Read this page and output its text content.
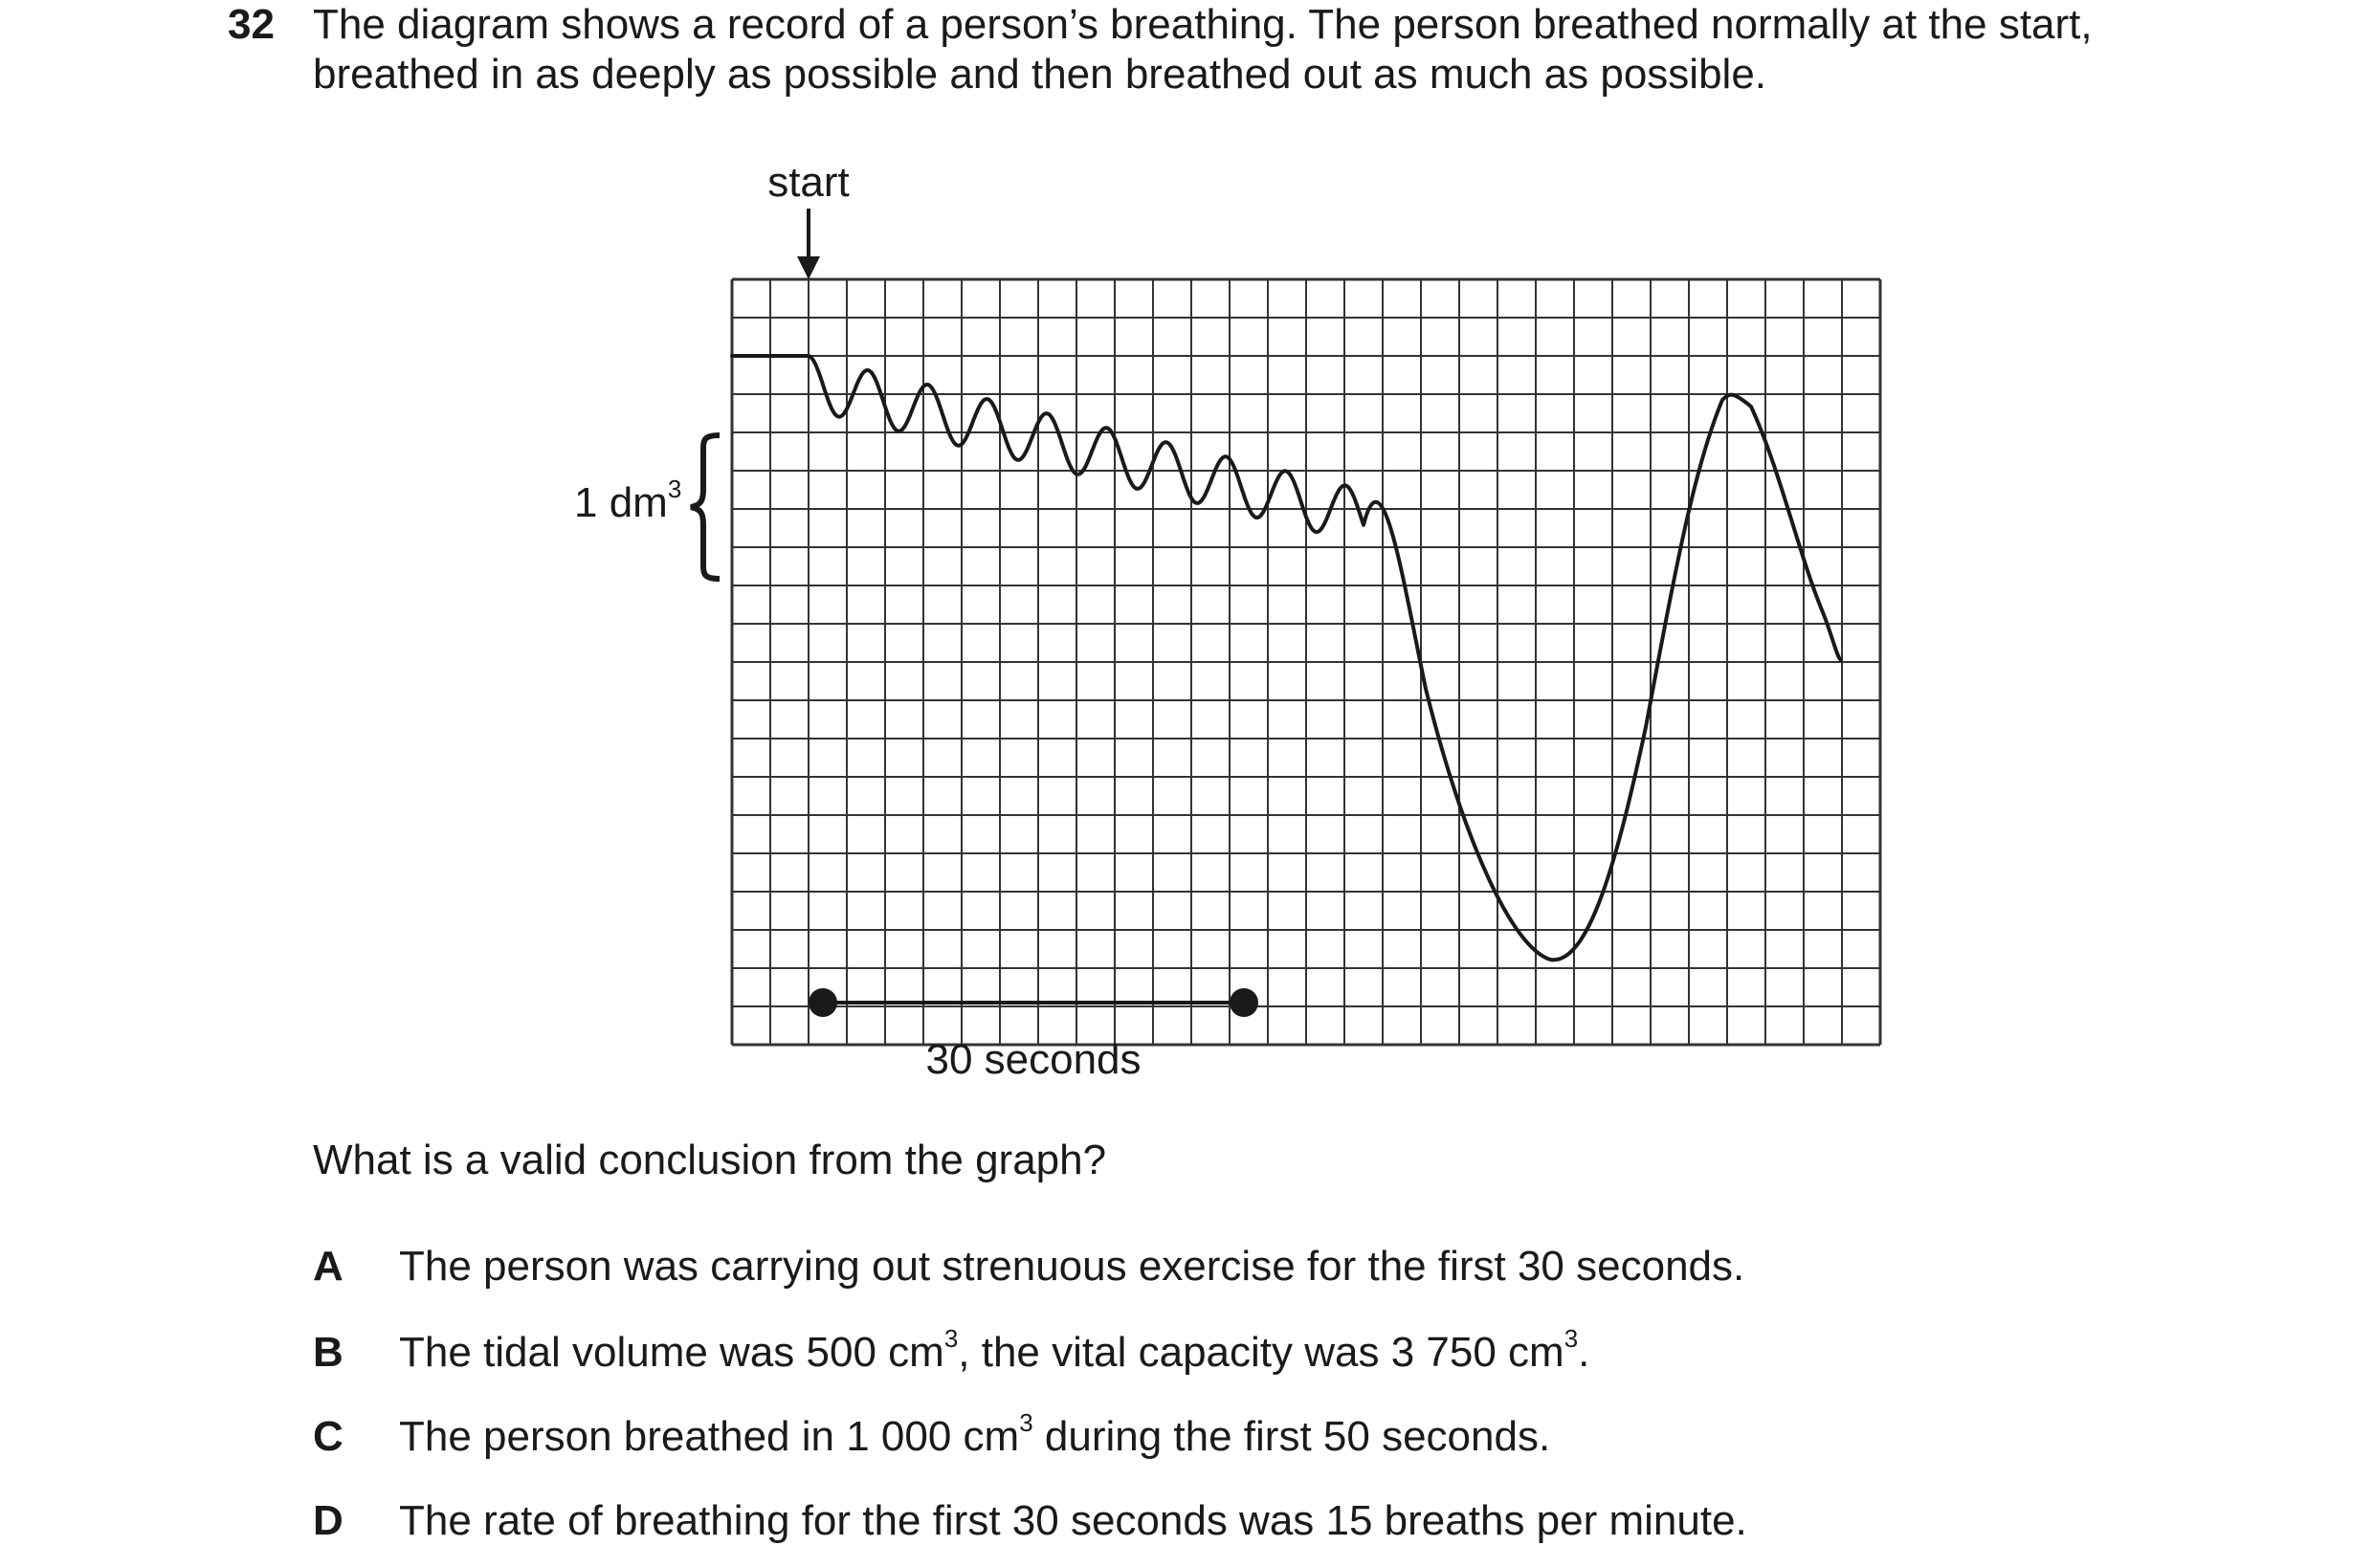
32 The diagram shows a record of a person’s breathing. The person breathed normally at the start,
breathed in as deeply as possible and then breathed out as much as possible.
start
1 $dm^3$
30 seconds
What is a valid conclusion from the graph?
A The person was carrying out strenuous exercise for the first 30 seconds.
B The tidal volume was 500 $cm^3$, the vital capacity was 3 750 $cm^3$.
C The person breathed in 1 000 $cm^3$ during the first 50 seconds.
D The rate of breathing for the first 30 seconds was 15 breaths per minute.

————————

» WHAT IS NEEDED:
Extract all lines from the material above that include the word "first".

» TASK RESPONSE:
A The person was carrying out strenuous exercise for the first 30 seconds.
C The person breathed in 1 000 $cm^3$ during the first 50 seconds.
D The rate of breathing for the first 30 seconds was 15 breaths per minute.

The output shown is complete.